- [OBJECTIVE] Gather every line below where "note" appears.

☆ ☆ ☆

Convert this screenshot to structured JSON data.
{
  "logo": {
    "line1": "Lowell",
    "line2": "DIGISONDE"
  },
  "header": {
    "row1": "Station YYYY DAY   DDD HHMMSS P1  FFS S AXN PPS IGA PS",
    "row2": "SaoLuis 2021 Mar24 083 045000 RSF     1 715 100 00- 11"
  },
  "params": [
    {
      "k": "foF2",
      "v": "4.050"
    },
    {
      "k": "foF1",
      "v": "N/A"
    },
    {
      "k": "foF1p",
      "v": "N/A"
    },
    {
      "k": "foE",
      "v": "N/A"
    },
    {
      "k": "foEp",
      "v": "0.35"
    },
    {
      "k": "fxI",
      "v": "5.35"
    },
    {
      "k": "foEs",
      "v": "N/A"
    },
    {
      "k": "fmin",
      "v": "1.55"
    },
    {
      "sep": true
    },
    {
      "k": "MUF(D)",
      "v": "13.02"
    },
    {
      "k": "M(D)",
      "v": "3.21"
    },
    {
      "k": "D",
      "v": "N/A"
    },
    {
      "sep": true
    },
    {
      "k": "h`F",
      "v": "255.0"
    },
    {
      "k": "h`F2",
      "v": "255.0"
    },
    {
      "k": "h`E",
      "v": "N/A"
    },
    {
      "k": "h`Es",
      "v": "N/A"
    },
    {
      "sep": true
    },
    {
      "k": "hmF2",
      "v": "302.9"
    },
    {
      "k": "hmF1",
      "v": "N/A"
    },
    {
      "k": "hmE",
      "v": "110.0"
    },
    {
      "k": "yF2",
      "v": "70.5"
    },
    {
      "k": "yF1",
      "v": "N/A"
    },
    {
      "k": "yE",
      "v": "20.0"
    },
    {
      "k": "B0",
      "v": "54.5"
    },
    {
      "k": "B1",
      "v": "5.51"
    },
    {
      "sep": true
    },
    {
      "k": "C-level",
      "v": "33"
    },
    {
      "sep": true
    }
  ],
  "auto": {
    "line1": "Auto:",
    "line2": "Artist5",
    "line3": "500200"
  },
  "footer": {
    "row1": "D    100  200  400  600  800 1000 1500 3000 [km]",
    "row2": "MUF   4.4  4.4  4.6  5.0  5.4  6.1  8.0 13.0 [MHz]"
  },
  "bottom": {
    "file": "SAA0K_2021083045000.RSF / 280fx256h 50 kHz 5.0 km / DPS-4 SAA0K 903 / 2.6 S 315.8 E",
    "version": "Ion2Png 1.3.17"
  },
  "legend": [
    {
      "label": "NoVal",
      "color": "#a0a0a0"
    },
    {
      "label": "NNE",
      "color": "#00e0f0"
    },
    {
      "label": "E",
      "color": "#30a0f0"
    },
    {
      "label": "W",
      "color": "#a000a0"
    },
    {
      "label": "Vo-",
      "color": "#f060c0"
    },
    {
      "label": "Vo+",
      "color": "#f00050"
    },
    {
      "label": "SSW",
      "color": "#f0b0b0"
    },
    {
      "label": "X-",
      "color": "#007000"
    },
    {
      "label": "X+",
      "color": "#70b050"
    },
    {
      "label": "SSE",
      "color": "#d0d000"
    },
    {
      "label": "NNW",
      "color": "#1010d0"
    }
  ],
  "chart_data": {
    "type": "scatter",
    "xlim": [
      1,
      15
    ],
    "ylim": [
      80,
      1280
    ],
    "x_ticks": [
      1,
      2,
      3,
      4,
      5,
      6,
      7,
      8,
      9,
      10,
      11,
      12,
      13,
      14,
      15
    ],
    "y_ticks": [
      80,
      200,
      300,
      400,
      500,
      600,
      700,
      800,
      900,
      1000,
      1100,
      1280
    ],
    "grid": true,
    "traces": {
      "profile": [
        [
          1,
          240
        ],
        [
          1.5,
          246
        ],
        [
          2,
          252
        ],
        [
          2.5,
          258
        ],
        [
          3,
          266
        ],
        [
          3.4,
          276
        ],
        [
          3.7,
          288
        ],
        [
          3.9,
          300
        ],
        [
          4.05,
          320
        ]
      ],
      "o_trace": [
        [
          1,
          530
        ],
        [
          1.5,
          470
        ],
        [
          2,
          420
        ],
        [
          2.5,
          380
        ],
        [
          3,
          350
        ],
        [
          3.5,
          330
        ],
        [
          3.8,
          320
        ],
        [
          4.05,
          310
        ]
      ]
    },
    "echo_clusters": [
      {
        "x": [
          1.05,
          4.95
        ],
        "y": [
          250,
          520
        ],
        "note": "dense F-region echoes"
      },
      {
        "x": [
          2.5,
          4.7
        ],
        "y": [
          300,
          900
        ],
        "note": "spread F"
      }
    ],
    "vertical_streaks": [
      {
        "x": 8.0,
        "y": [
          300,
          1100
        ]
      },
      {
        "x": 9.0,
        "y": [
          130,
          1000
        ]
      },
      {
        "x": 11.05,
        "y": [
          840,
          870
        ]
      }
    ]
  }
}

☆ ☆ ☆

- [SOLUTION TO THIS EXERCISE]
        "note": "dense F-region echoes"
        "note": "spread F"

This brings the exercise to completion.